_TASK:_ Exactly how many lines have the word "work"? Answer with the bare number.

_SUPPLIED MATERIAL:_
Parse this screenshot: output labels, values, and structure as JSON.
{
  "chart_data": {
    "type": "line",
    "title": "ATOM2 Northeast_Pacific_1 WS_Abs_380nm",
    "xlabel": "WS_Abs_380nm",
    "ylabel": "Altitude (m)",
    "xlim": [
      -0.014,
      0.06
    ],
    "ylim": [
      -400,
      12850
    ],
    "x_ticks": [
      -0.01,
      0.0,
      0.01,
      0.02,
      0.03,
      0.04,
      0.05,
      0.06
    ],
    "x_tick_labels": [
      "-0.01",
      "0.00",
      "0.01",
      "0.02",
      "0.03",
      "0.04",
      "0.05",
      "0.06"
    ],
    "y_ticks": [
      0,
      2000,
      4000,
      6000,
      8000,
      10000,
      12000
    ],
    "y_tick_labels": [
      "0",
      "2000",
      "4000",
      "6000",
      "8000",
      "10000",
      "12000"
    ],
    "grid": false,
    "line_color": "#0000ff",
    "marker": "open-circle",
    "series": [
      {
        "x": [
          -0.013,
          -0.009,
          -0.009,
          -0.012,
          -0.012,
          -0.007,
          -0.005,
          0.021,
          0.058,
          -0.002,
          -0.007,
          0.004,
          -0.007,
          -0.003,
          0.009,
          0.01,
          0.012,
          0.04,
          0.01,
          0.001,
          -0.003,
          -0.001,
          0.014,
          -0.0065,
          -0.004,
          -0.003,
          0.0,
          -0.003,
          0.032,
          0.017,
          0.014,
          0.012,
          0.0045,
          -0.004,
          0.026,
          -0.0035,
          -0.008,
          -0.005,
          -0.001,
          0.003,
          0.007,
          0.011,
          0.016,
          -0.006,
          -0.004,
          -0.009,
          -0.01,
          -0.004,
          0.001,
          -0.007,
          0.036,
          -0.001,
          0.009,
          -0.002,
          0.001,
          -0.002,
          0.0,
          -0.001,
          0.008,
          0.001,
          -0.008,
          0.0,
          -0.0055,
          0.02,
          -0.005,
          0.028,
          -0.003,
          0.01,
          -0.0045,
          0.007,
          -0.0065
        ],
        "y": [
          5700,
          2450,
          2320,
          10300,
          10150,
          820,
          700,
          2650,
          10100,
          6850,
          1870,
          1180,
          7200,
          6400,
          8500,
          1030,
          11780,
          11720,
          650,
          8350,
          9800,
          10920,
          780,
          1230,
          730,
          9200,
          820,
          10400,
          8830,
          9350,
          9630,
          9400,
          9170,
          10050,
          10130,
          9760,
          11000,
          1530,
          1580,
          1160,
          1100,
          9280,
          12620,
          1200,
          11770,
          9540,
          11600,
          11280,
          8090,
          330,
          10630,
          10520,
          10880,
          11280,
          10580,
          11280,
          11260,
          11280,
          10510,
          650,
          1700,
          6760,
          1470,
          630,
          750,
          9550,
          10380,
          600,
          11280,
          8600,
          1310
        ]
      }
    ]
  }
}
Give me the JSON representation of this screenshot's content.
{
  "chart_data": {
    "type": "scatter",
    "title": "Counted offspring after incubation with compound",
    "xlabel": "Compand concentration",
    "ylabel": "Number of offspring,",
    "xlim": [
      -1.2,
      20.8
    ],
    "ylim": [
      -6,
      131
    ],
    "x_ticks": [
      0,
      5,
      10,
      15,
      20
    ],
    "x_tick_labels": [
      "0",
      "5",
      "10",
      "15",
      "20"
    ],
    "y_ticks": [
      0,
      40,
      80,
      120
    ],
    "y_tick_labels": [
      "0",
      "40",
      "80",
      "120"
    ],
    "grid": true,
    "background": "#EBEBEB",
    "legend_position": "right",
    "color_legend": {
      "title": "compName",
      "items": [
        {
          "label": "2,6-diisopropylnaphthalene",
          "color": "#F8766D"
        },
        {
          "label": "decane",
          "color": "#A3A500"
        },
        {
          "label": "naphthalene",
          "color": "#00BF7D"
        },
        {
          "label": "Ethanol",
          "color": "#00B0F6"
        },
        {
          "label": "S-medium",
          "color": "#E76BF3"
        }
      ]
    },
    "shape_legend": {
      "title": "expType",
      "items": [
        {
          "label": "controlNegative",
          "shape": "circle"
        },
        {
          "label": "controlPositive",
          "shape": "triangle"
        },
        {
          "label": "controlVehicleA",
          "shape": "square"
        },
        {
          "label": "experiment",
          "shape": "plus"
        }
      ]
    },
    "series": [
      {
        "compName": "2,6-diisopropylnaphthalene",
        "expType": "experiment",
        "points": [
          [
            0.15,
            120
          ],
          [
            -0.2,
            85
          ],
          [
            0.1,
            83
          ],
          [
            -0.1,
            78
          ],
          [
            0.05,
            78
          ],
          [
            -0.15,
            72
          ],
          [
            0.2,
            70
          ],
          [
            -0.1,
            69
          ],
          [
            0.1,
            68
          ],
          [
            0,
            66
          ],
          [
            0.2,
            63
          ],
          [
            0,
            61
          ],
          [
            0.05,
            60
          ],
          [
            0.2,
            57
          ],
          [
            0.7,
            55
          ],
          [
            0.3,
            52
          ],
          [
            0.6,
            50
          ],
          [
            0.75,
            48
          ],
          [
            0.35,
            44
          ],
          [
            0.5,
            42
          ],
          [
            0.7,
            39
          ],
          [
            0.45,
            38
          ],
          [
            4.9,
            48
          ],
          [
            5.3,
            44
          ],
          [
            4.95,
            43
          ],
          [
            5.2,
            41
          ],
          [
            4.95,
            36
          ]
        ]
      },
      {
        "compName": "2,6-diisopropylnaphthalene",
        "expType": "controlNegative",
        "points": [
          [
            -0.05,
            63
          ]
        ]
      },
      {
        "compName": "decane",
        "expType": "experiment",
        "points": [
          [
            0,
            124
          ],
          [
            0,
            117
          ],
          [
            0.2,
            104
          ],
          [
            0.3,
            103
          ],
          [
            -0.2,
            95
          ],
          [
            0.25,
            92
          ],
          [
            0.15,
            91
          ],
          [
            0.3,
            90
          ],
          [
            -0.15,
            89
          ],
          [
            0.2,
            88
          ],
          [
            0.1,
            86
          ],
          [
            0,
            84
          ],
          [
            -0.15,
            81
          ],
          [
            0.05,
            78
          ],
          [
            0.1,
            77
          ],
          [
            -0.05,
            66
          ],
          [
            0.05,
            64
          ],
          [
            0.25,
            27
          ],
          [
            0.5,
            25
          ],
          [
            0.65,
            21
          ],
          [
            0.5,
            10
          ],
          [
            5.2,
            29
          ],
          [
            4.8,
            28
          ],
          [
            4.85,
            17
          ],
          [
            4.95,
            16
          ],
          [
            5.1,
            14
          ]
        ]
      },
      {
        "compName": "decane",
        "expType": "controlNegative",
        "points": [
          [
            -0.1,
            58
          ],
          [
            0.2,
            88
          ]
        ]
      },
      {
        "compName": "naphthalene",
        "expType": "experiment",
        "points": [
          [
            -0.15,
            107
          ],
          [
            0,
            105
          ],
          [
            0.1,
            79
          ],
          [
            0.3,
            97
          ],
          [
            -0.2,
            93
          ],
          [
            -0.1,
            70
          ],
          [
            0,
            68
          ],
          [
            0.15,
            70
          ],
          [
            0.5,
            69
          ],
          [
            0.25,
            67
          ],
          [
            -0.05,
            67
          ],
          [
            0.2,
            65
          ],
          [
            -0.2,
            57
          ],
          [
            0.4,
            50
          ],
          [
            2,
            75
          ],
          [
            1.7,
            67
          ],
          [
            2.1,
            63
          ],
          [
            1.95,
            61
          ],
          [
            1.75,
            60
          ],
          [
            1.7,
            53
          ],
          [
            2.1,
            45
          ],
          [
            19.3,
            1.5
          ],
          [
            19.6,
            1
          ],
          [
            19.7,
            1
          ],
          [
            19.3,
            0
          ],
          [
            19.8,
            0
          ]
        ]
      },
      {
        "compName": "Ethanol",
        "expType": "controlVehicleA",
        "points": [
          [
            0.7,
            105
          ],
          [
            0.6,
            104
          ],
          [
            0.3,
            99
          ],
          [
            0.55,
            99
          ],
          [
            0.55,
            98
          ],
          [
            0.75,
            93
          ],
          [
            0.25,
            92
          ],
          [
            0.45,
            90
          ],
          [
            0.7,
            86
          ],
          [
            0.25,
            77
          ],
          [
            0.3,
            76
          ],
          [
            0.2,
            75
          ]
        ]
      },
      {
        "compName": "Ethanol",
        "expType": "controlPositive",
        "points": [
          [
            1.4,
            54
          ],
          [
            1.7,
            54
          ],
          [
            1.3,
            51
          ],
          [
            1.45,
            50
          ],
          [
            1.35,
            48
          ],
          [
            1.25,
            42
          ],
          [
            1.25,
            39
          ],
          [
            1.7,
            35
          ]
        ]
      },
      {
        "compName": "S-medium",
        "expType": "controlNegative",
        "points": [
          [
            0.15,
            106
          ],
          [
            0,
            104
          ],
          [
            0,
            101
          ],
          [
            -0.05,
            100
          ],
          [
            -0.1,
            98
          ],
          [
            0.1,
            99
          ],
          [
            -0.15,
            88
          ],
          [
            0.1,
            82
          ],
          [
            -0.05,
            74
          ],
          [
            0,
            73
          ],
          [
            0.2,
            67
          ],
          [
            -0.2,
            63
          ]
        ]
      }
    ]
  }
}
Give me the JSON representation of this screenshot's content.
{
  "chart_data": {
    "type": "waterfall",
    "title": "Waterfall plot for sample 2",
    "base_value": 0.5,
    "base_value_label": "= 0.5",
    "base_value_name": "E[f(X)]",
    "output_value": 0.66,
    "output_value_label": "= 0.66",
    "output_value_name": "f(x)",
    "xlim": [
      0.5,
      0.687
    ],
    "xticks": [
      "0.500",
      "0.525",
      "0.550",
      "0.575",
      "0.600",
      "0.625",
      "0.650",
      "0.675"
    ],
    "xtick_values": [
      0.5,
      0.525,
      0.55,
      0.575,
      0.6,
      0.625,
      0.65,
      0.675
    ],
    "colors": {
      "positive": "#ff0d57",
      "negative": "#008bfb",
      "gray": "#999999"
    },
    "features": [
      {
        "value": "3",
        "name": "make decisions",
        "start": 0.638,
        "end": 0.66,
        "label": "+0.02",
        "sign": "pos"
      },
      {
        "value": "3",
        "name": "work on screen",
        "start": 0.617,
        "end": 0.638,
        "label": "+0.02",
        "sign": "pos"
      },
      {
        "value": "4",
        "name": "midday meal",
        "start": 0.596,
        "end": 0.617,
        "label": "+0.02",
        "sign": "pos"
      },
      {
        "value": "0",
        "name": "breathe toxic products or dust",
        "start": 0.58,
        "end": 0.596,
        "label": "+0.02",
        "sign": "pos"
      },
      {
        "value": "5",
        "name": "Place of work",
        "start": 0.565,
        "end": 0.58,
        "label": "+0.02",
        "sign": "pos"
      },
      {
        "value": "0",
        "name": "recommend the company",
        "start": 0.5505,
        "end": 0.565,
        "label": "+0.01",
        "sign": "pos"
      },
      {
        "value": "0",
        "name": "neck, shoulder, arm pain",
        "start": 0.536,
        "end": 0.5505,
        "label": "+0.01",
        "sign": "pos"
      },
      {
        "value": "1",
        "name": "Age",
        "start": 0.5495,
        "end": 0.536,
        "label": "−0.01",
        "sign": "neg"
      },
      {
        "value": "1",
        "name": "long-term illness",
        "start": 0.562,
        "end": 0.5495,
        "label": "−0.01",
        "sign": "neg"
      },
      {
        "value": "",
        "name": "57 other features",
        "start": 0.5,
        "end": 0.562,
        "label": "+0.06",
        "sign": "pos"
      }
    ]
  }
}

_SOLUTION FOR THIS TASK:_ 2